(Records from a collection of figures)
= = = = = = =

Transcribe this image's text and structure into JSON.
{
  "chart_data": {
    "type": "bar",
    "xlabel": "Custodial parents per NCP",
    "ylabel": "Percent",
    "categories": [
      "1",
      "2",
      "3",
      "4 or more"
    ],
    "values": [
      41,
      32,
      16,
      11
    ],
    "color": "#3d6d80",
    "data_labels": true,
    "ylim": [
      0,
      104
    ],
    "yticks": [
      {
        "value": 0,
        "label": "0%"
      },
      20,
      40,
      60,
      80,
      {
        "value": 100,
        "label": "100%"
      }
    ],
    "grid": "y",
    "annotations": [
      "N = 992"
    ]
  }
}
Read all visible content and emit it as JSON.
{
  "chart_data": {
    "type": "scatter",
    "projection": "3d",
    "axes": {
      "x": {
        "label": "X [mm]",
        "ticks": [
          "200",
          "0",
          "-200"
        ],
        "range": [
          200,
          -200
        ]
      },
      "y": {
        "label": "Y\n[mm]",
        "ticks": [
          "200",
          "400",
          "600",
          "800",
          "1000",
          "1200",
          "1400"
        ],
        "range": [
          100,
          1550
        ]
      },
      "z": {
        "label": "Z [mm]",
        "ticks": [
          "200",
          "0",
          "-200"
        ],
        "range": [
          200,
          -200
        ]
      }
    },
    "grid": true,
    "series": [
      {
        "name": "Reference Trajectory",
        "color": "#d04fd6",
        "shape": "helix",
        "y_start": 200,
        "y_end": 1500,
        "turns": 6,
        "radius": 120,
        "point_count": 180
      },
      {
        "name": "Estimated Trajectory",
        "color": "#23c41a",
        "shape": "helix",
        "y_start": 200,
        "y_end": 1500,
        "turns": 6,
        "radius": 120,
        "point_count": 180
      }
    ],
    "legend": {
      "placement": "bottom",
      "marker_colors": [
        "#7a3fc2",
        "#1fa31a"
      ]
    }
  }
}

= = = = = = =

__WHAT IS NEEDED__
Write the listing out again, exactly as shown above.

__ANSWER TO THE PROBLEM__
Transcribe this image's text and structure into JSON.
{
  "chart_data": {
    "type": "bar",
    "xlabel": "Custodial parents per NCP",
    "ylabel": "Percent",
    "categories": [
      "1",
      "2",
      "3",
      "4 or more"
    ],
    "values": [
      41,
      32,
      16,
      11
    ],
    "color": "#3d6d80",
    "data_labels": true,
    "ylim": [
      0,
      104
    ],
    "yticks": [
      {
        "value": 0,
        "label": "0%"
      },
      20,
      40,
      60,
      80,
      {
        "value": 100,
        "label": "100%"
      }
    ],
    "grid": "y",
    "annotations": [
      "N = 992"
    ]
  }
}
Read all visible content and emit it as JSON.
{
  "chart_data": {
    "type": "scatter",
    "projection": "3d",
    "axes": {
      "x": {
        "label": "X [mm]",
        "ticks": [
          "200",
          "0",
          "-200"
        ],
        "range": [
          200,
          -200
        ]
      },
      "y": {
        "label": "Y\n[mm]",
        "ticks": [
          "200",
          "400",
          "600",
          "800",
          "1000",
          "1200",
          "1400"
        ],
        "range": [
          100,
          1550
        ]
      },
      "z": {
        "label": "Z [mm]",
        "ticks": [
          "200",
          "0",
          "-200"
        ],
        "range": [
          200,
          -200
        ]
      }
    },
    "grid": true,
    "series": [
      {
        "name": "Reference Trajectory",
        "color": "#d04fd6",
        "shape": "helix",
        "y_start": 200,
        "y_end": 1500,
        "turns": 6,
        "radius": 120,
        "point_count": 180
      },
      {
        "name": "Estimated Trajectory",
        "color": "#23c41a",
        "shape": "helix",
        "y_start": 200,
        "y_end": 1500,
        "turns": 6,
        "radius": 120,
        "point_count": 180
      }
    ],
    "legend": {
      "placement": "bottom",
      "marker_colors": [
        "#7a3fc2",
        "#1fa31a"
      ]
    }
  }
}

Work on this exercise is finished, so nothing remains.